→ **SHORT PROBLEM**:
Exactly reproduce each entry, leaving out nothing.

Extracts from a graphics dataset
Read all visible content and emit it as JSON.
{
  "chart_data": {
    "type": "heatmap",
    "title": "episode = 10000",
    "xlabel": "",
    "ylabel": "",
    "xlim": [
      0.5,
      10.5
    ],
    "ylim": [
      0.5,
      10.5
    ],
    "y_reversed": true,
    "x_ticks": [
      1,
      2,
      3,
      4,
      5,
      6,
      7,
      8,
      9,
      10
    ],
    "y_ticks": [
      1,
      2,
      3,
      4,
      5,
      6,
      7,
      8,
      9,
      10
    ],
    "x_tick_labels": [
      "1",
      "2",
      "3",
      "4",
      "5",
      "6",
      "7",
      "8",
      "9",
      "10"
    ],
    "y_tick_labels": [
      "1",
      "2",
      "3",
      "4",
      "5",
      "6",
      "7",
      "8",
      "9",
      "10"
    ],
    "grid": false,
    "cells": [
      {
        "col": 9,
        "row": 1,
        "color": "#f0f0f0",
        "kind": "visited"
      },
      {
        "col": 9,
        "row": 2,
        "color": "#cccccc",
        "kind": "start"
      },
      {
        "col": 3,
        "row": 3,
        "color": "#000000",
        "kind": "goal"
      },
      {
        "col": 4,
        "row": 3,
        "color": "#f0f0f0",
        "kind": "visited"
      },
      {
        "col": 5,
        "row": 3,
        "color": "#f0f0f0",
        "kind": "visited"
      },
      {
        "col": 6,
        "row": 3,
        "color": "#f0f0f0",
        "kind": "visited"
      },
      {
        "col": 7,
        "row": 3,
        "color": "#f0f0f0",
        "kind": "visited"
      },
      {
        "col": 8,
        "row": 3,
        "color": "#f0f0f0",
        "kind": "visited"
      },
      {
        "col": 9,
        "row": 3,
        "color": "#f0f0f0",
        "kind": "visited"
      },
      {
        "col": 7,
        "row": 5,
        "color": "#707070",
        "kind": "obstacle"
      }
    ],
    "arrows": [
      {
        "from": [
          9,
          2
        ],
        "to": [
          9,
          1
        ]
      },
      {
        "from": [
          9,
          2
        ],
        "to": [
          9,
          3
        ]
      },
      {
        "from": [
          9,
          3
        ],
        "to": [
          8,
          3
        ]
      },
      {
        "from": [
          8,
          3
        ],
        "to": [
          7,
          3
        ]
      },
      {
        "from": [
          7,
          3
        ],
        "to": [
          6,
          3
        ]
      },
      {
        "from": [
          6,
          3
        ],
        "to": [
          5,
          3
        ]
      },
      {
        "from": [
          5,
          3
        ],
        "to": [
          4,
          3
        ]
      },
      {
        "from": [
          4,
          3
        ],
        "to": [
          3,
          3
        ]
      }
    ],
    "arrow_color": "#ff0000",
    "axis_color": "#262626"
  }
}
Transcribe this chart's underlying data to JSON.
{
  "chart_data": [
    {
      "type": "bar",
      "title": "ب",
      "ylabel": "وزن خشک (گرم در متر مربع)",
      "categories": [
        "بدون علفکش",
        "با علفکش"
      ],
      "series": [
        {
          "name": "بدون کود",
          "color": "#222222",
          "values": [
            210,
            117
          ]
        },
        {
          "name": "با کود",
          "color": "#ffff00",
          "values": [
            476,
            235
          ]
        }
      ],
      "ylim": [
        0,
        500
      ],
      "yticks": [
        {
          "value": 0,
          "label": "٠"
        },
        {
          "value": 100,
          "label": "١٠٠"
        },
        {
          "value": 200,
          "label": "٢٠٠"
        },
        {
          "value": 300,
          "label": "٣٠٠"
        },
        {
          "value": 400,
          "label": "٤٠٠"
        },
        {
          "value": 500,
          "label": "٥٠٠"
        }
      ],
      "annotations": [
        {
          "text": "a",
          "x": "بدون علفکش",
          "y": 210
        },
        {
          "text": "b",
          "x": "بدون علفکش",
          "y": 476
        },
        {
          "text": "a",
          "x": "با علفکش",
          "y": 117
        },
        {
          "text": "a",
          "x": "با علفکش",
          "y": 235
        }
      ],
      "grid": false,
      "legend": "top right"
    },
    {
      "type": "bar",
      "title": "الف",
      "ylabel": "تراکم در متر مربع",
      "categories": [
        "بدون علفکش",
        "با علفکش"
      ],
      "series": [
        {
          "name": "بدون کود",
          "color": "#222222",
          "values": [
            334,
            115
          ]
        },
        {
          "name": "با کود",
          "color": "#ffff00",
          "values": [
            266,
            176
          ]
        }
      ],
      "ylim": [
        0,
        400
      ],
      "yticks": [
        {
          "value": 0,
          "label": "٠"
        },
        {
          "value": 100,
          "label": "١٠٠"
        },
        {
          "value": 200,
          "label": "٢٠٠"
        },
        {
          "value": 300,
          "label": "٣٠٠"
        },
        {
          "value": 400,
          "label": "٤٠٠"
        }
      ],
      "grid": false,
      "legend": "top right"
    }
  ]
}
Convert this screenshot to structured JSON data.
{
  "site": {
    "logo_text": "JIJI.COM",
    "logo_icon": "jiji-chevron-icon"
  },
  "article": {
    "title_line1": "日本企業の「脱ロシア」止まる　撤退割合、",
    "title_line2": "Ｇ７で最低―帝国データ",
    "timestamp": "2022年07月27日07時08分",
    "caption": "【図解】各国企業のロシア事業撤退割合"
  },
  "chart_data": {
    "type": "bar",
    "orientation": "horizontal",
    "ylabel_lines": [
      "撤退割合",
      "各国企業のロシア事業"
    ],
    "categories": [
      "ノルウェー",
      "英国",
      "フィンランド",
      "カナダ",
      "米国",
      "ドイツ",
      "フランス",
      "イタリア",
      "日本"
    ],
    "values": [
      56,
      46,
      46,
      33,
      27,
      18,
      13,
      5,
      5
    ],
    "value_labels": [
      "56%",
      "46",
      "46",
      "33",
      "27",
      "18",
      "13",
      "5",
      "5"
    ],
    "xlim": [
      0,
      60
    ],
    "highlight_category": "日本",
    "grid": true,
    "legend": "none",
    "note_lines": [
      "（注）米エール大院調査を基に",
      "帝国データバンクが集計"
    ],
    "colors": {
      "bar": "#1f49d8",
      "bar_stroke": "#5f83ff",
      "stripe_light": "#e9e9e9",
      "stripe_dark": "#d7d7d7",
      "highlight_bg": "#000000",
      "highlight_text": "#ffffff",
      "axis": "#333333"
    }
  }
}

→ **RESULT OF THE EXERCISE**:
Read all visible content and emit it as JSON.
{
  "chart_data": {
    "type": "heatmap",
    "title": "episode = 10000",
    "xlabel": "",
    "ylabel": "",
    "xlim": [
      0.5,
      10.5
    ],
    "ylim": [
      0.5,
      10.5
    ],
    "y_reversed": true,
    "x_ticks": [
      1,
      2,
      3,
      4,
      5,
      6,
      7,
      8,
      9,
      10
    ],
    "y_ticks": [
      1,
      2,
      3,
      4,
      5,
      6,
      7,
      8,
      9,
      10
    ],
    "x_tick_labels": [
      "1",
      "2",
      "3",
      "4",
      "5",
      "6",
      "7",
      "8",
      "9",
      "10"
    ],
    "y_tick_labels": [
      "1",
      "2",
      "3",
      "4",
      "5",
      "6",
      "7",
      "8",
      "9",
      "10"
    ],
    "grid": false,
    "cells": [
      {
        "col": 9,
        "row": 1,
        "color": "#f0f0f0",
        "kind": "visited"
      },
      {
        "col": 9,
        "row": 2,
        "color": "#cccccc",
        "kind": "start"
      },
      {
        "col": 3,
        "row": 3,
        "color": "#000000",
        "kind": "goal"
      },
      {
        "col": 4,
        "row": 3,
        "color": "#f0f0f0",
        "kind": "visited"
      },
      {
        "col": 5,
        "row": 3,
        "color": "#f0f0f0",
        "kind": "visited"
      },
      {
        "col": 6,
        "row": 3,
        "color": "#f0f0f0",
        "kind": "visited"
      },
      {
        "col": 7,
        "row": 3,
        "color": "#f0f0f0",
        "kind": "visited"
      },
      {
        "col": 8,
        "row": 3,
        "color": "#f0f0f0",
        "kind": "visited"
      },
      {
        "col": 9,
        "row": 3,
        "color": "#f0f0f0",
        "kind": "visited"
      },
      {
        "col": 7,
        "row": 5,
        "color": "#707070",
        "kind": "obstacle"
      }
    ],
    "arrows": [
      {
        "from": [
          9,
          2
        ],
        "to": [
          9,
          1
        ]
      },
      {
        "from": [
          9,
          2
        ],
        "to": [
          9,
          3
        ]
      },
      {
        "from": [
          9,
          3
        ],
        "to": [
          8,
          3
        ]
      },
      {
        "from": [
          8,
          3
        ],
        "to": [
          7,
          3
        ]
      },
      {
        "from": [
          7,
          3
        ],
        "to": [
          6,
          3
        ]
      },
      {
        "from": [
          6,
          3
        ],
        "to": [
          5,
          3
        ]
      },
      {
        "from": [
          5,
          3
        ],
        "to": [
          4,
          3
        ]
      },
      {
        "from": [
          4,
          3
        ],
        "to": [
          3,
          3
        ]
      }
    ],
    "arrow_color": "#ff0000",
    "axis_color": "#262626"
  }
}
Transcribe this chart's underlying data to JSON.
{
  "chart_data": [
    {
      "type": "bar",
      "title": "ب",
      "ylabel": "وزن خشک (گرم در متر مربع)",
      "categories": [
        "بدون علفکش",
        "با علفکش"
      ],
      "series": [
        {
          "name": "بدون کود",
          "color": "#222222",
          "values": [
            210,
            117
          ]
        },
        {
          "name": "با کود",
          "color": "#ffff00",
          "values": [
            476,
            235
          ]
        }
      ],
      "ylim": [
        0,
        500
      ],
      "yticks": [
        {
          "value": 0,
          "label": "٠"
        },
        {
          "value": 100,
          "label": "١٠٠"
        },
        {
          "value": 200,
          "label": "٢٠٠"
        },
        {
          "value": 300,
          "label": "٣٠٠"
        },
        {
          "value": 400,
          "label": "٤٠٠"
        },
        {
          "value": 500,
          "label": "٥٠٠"
        }
      ],
      "annotations": [
        {
          "text": "a",
          "x": "بدون علفکش",
          "y": 210
        },
        {
          "text": "b",
          "x": "بدون علفکش",
          "y": 476
        },
        {
          "text": "a",
          "x": "با علفکش",
          "y": 117
        },
        {
          "text": "a",
          "x": "با علفکش",
          "y": 235
        }
      ],
      "grid": false,
      "legend": "top right"
    },
    {
      "type": "bar",
      "title": "الف",
      "ylabel": "تراکم در متر مربع",
      "categories": [
        "بدون علفکش",
        "با علفکش"
      ],
      "series": [
        {
          "name": "بدون کود",
          "color": "#222222",
          "values": [
            334,
            115
          ]
        },
        {
          "name": "با کود",
          "color": "#ffff00",
          "values": [
            266,
            176
          ]
        }
      ],
      "ylim": [
        0,
        400
      ],
      "yticks": [
        {
          "value": 0,
          "label": "٠"
        },
        {
          "value": 100,
          "label": "١٠٠"
        },
        {
          "value": 200,
          "label": "٢٠٠"
        },
        {
          "value": 300,
          "label": "٣٠٠"
        },
        {
          "value": 400,
          "label": "٤٠٠"
        }
      ],
      "grid": false,
      "legend": "top right"
    }
  ]
}
Convert this screenshot to structured JSON data.
{
  "site": {
    "logo_text": "JIJI.COM",
    "logo_icon": "jiji-chevron-icon"
  },
  "article": {
    "title_line1": "日本企業の「脱ロシア」止まる　撤退割合、",
    "title_line2": "Ｇ７で最低―帝国データ",
    "timestamp": "2022年07月27日07時08分",
    "caption": "【図解】各国企業のロシア事業撤退割合"
  },
  "chart_data": {
    "type": "bar",
    "orientation": "horizontal",
    "ylabel_lines": [
      "撤退割合",
      "各国企業のロシア事業"
    ],
    "categories": [
      "ノルウェー",
      "英国",
      "フィンランド",
      "カナダ",
      "米国",
      "ドイツ",
      "フランス",
      "イタリア",
      "日本"
    ],
    "values": [
      56,
      46,
      46,
      33,
      27,
      18,
      13,
      5,
      5
    ],
    "value_labels": [
      "56%",
      "46",
      "46",
      "33",
      "27",
      "18",
      "13",
      "5",
      "5"
    ],
    "xlim": [
      0,
      60
    ],
    "highlight_category": "日本",
    "grid": true,
    "legend": "none",
    "note_lines": [
      "（注）米エール大院調査を基に",
      "帝国データバンクが集計"
    ],
    "colors": {
      "bar": "#1f49d8",
      "bar_stroke": "#5f83ff",
      "stripe_light": "#e9e9e9",
      "stripe_dark": "#d7d7d7",
      "highlight_bg": "#000000",
      "highlight_text": "#ffffff",
      "axis": "#333333"
    }
  }
}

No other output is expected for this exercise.